--- Begin Document excerpt ---

It’s a sweltering summer afternoon, three days before my wedding, and I’m deep in the bowels of a suburban reform Jewish day school, standing naked in a small pool of lukewarm water. The room is dim save for the circle of candles that Sheila, a woman I’ve just met, has lit for ambiance. “now, as I immerse myself, I begin a new cycle, one of rebirth and renewal,” she recites, her voice reverberating off the room’s pink-tiled walls as I dunk myself at the appropriate moments, three times in all. “I am now prepared to shed the impurities of my earlier life, to become one with a new life… to become a partner in sharing the joys of life, to teach and to learn the lessons of married life.”
After my husband proposed, I found myself, at age 33, partaking in all manner of bride-y customs that would have made the slightly punk and staunchly feminist 20-year-old me recoil in disgust: I said yes to a white dress, teetered down the aisle on sparkly, bow-adorned heels and held my husband’s hand as we sliced through our four-tiered chocolate cake. But nothing would have stunned 20-something me more than the choice I made to take a pre-wedding trip to the mikvah, a Jewish ritual bath.
When asked about my spiritual leanings, I generally check the agnostic box. I like to identify as “TV Jewish”—I enjoy smoked-meat sandwiches and indulge in bouts of charming neurosis, but only attend synagogue twice a year, for high holidays. Yet I’m actually part of a growing number of young Jewish women who have embraced a ritual that my own mother—and many other Jewish women of her generation—deemed “unthinkable.”

--- End Document excerpt ---

#### Problems to work on
1/ Retype the stretch of the mikvah essay from "After my husband" through "Jewish ritual bath.", keeping every word and punctuation mark unchanged.
2/ Extend the mikvah essay, picking up right after its final sentence.

--- Begin Dataset entries ---

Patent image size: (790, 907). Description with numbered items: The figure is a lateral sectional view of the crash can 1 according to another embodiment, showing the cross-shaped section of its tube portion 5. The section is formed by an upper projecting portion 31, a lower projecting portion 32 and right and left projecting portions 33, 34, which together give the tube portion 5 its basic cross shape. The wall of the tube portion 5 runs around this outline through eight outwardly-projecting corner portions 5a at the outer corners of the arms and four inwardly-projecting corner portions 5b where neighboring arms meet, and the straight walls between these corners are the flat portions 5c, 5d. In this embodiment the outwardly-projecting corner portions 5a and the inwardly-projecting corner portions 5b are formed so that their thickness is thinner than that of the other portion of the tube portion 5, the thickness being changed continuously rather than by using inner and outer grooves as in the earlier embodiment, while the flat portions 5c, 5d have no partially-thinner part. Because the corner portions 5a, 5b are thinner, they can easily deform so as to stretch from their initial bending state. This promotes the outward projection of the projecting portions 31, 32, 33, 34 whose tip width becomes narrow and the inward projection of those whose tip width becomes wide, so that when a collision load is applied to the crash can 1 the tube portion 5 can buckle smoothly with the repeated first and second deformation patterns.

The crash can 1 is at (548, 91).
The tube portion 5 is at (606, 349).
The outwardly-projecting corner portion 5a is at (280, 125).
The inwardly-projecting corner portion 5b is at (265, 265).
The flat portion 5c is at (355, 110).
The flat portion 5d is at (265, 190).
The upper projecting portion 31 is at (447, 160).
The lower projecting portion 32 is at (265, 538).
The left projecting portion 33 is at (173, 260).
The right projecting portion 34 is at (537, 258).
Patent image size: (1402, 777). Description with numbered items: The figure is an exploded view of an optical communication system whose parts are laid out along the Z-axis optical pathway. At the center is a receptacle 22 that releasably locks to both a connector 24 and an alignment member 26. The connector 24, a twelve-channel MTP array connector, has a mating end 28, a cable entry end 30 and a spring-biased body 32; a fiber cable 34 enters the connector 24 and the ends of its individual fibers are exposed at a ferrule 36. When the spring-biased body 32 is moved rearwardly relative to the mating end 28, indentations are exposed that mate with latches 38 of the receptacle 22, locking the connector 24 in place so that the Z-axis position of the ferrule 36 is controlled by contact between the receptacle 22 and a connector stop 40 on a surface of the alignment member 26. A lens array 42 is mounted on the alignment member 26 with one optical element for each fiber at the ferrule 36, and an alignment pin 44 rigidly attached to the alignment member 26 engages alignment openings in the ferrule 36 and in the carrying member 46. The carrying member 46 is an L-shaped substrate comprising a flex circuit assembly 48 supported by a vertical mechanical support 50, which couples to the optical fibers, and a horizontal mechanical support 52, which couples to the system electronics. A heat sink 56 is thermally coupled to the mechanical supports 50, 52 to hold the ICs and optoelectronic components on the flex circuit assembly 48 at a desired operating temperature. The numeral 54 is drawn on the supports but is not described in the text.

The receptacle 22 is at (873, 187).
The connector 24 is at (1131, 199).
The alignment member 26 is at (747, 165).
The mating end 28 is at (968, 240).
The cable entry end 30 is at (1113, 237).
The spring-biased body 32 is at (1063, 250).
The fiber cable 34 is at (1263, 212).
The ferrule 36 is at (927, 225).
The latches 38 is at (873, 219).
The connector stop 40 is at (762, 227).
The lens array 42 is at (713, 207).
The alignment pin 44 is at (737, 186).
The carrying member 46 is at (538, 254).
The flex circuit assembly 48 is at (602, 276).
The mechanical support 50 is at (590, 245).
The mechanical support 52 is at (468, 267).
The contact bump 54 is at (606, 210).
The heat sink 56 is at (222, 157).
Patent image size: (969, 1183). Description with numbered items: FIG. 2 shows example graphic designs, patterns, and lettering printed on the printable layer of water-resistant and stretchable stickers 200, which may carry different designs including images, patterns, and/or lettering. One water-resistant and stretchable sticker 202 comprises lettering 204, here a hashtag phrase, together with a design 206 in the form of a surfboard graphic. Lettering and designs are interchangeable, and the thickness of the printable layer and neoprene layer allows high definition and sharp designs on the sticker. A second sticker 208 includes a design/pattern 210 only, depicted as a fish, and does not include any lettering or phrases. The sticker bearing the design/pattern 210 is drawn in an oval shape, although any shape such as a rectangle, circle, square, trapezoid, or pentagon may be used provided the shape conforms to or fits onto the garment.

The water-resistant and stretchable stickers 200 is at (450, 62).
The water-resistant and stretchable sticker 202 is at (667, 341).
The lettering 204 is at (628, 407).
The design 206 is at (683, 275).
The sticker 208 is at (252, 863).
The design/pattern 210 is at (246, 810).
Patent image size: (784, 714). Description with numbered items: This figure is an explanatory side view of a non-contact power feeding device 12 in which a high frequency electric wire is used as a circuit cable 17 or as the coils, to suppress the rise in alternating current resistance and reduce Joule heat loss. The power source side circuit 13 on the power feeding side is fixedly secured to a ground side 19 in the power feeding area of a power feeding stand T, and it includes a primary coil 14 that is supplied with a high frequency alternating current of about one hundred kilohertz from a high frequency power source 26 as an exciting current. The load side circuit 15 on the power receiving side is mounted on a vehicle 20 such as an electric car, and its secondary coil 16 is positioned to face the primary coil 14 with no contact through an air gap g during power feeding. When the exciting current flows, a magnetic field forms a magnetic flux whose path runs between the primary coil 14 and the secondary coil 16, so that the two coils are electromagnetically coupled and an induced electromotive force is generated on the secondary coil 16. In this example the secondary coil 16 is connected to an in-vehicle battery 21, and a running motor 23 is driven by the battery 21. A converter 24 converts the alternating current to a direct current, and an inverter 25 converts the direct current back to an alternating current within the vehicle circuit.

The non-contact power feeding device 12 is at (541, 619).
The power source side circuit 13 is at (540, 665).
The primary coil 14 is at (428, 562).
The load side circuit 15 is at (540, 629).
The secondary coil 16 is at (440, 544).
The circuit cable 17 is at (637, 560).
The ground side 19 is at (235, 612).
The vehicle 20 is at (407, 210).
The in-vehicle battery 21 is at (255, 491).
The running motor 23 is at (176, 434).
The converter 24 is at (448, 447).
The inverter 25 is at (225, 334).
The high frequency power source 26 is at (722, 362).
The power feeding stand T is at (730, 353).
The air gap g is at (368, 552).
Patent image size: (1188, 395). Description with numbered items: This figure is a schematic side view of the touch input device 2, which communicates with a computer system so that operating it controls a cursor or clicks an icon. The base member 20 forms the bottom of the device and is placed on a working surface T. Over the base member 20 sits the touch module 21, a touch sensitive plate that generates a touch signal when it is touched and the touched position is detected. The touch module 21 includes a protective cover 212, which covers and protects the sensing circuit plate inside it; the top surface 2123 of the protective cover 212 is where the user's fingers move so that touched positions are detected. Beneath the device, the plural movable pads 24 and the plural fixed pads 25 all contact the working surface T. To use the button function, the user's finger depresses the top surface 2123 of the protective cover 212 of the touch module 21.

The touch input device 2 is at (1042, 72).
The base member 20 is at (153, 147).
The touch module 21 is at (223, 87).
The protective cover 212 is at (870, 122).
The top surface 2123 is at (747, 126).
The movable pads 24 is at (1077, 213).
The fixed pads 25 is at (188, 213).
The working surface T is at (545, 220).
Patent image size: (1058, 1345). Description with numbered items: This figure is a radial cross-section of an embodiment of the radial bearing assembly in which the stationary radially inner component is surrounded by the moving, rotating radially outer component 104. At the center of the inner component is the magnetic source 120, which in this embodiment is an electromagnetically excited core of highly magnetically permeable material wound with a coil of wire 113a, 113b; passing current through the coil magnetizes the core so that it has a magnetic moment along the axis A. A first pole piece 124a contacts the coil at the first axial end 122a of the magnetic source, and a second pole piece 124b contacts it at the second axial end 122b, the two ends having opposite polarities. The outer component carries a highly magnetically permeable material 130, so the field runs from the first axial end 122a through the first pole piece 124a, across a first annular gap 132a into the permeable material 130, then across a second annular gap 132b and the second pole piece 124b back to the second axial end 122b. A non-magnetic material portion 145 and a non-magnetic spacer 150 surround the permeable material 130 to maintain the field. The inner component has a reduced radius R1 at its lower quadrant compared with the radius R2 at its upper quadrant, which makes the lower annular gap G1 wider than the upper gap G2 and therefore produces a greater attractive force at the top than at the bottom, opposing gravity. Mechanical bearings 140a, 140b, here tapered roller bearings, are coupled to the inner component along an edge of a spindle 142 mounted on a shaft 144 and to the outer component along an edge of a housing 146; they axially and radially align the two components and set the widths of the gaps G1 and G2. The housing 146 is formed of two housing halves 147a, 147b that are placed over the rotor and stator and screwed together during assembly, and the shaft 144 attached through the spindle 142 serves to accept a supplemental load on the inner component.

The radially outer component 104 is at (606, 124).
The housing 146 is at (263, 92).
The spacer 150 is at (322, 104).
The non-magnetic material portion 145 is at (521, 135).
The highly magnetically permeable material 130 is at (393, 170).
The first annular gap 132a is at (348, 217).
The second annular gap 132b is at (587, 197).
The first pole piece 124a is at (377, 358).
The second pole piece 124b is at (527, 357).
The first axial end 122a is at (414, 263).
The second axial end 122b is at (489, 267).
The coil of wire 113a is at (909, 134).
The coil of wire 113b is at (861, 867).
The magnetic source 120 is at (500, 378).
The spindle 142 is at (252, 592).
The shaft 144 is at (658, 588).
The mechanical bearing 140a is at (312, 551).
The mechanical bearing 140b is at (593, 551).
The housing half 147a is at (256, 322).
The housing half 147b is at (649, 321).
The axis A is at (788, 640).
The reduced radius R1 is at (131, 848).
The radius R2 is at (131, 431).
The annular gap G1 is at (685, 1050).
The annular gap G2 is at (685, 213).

--- End Dataset entries ---

#### Expected results
1/
After my husband proposed, I found myself, at age 33, partaking in all manner of bride-y customs that would have made the slightly punk and staunchly feminist 20-year-old me recoil in disgust: I said yes to a white dress, teetered down the aisle on sparkly, bow-adorned heels and held my husband’s hand as we sliced through our four-tiered chocolate cake. But nothing would have stunned 20-something me more than the choice I made to take a pre-wedding trip to the mikvah, a Jewish ritual bath.

2/
According to Mikvah.org, an educational site run by the ultra-Orthodox Chabad-Lubavitch movement, the number of new mikva’ot (the plural of mikvah) in North America has grown steadily in the past 10 years. There are now about 368 Orthodox mikva’ot in the U.S. and 39 across Canada.
There also seems to be a growing demand for mikva’ot in non-Orthodox, more liberal communities. There are roughly 60 progressive mikva’ot in the U.S. and eight across Canada, with fundraising underway to build progressive baths in New York City and Israel, the world’s largest Jewish centres.
Though the mikvah is also used for conversions and to prepare for the high holidays (men partake for these reasons as well), the practice is predominantly tied to rules for female purity. According to the Book of Leviticus, a menstruating woman is considered ritually impure (or tumah, in Hebrew). It’s a sin to have sex during that time or in the seven days that follow. To confirm menstruation is complete, Orthodox women check their vaginal secretions for remnants of blood with a white cloth called a bedikah. Rabbinic literature lays out rules for analyzing the colour, shape and size of marks: white or clear is fine, brown, black, pink and orange are “questionable.” If you’re unsure about what you see, you should consult a rabbi for further analysis.
“Bedikah cloths are horrible, awful things,” my cousin Ya’ara Saks tells me. She used them while married to an Orthodox man in Israel, but wound up resenting the practice. Particularly degrading, says Saks—now divorced and living in Toronto—was the inference that a male rabbi would know her body better than she did.
“I feel like it’s a control thing,” she says. “I did it because my husband wanted us to observe to the letter of the law, but… if I have body awareness of my cycle, why do I need this process to dictate it to me?”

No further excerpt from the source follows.